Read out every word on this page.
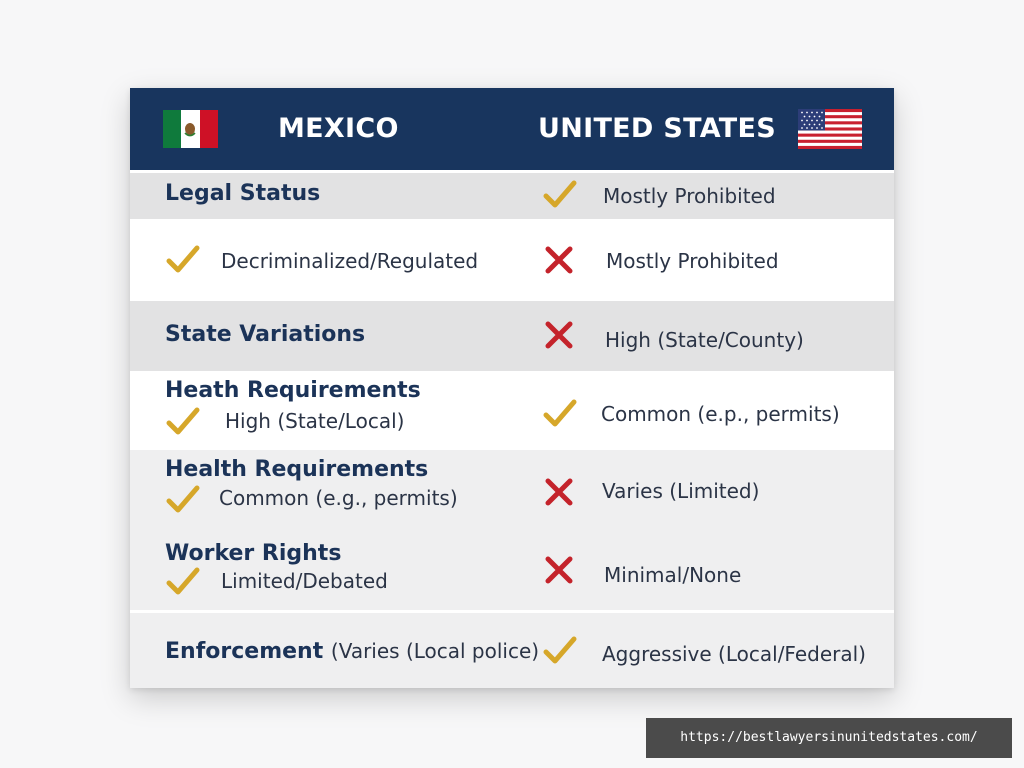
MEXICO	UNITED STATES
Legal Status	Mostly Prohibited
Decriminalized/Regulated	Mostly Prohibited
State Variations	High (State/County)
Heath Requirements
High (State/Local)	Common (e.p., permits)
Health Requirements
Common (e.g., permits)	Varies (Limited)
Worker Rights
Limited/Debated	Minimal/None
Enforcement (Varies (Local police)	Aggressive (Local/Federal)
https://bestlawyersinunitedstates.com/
▬▬▬▬▬▬▬▬▬▬
Task description:
Transcribe all of the entries word for word, but skip any pictures they contain.

Result of this exercise:
Read out every word on this page.
MEXICO	UNITED STATES
Legal Status	Mostly Prohibited
Decriminalized/Regulated	Mostly Prohibited
State Variations	High (State/County)
Heath Requirements
High (State/Local)	Common (e.p., permits)
Health Requirements
Common (e.g., permits)	Varies (Limited)
Worker Rights
Limited/Debated	Minimal/None
Enforcement (Varies (Local police)	Aggressive (Local/Federal)
https://bestlawyersinunitedstates.com/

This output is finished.